* [Extracted material]:

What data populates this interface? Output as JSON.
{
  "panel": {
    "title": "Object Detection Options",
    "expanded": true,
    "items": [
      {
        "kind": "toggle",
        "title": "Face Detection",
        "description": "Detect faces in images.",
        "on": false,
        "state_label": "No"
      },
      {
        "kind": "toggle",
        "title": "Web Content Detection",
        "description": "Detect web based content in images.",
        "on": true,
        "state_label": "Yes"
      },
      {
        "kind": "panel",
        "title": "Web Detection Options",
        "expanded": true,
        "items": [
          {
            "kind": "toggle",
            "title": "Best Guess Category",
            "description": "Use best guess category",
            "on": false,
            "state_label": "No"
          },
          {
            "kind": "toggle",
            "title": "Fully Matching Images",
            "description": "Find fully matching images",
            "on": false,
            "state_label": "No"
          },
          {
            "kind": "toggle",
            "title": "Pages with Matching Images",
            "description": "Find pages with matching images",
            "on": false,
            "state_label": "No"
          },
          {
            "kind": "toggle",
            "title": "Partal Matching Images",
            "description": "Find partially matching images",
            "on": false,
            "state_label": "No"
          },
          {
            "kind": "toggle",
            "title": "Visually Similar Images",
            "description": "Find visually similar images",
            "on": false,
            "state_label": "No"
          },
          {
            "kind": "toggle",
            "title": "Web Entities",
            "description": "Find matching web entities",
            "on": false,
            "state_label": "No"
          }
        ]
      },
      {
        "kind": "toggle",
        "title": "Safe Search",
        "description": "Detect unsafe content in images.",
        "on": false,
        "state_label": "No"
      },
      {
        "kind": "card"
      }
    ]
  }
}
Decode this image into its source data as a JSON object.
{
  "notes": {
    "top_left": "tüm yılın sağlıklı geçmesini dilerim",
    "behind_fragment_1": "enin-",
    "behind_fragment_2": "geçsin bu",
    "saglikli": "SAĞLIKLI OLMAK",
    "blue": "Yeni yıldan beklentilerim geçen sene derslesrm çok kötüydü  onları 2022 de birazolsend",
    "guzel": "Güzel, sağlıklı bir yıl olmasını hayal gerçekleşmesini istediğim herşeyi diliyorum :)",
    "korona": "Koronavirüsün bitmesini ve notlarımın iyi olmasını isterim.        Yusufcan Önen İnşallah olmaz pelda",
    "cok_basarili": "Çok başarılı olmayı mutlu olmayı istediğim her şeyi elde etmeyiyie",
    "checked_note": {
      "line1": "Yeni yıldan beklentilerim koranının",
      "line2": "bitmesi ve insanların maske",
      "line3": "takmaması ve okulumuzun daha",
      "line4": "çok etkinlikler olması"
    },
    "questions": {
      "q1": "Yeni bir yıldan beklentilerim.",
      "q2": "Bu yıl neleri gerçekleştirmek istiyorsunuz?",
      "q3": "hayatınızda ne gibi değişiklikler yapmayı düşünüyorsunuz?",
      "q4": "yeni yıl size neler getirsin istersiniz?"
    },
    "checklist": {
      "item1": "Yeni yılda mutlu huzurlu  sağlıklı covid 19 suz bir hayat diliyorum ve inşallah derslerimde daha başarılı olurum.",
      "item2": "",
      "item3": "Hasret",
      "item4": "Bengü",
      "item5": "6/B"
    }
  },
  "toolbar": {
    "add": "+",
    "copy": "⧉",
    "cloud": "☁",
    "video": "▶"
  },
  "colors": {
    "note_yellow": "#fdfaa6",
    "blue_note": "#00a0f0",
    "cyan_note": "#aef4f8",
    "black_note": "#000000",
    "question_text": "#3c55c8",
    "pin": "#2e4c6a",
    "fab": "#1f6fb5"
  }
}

* [Problem details]:
In the entries above, find the line containing "Decode this image". Set down that line and every line after it through the last one, exactly and alone.

* [Correct output]:
Decode this image into its source data as a JSON object.
{
  "notes": {
    "top_left": "tüm yılın sağlıklı geçmesini dilerim",
    "behind_fragment_1": "enin-",
    "behind_fragment_2": "geçsin bu",
    "saglikli": "SAĞLIKLI OLMAK",
    "blue": "Yeni yıldan beklentilerim geçen sene derslesrm çok kötüydü  onları 2022 de birazolsend",
    "guzel": "Güzel, sağlıklı bir yıl olmasını hayal gerçekleşmesini istediğim herşeyi diliyorum :)",
    "korona": "Koronavirüsün bitmesini ve notlarımın iyi olmasını isterim.        Yusufcan Önen İnşallah olmaz pelda",
    "cok_basarili": "Çok başarılı olmayı mutlu olmayı istediğim her şeyi elde etmeyiyie",
    "checked_note": {
      "line1": "Yeni yıldan beklentilerim koranının",
      "line2": "bitmesi ve insanların maske",
      "line3": "takmaması ve okulumuzun daha",
      "line4": "çok etkinlikler olması"
    },
    "questions": {
      "q1": "Yeni bir yıldan beklentilerim.",
      "q2": "Bu yıl neleri gerçekleştirmek istiyorsunuz?",
      "q3": "hayatınızda ne gibi değişiklikler yapmayı düşünüyorsunuz?",
      "q4": "yeni yıl size neler getirsin istersiniz?"
    },
    "checklist": {
      "item1": "Yeni yılda mutlu huzurlu  sağlıklı covid 19 suz bir hayat diliyorum ve inşallah derslerimde daha başarılı olurum.",
      "item2": "",
      "item3": "Hasret",
      "item4": "Bengü",
      "item5": "6/B"
    }
  },
  "toolbar": {
    "add": "+",
    "copy": "⧉",
    "cloud": "☁",
    "video": "▶"
  },
  "colors": {
    "note_yellow": "#fdfaa6",
    "blue_note": "#00a0f0",
    "cyan_note": "#aef4f8",
    "black_note": "#000000",
    "question_text": "#3c55c8",
    "pin": "#2e4c6a",
    "fab": "#1f6fb5"
  }
}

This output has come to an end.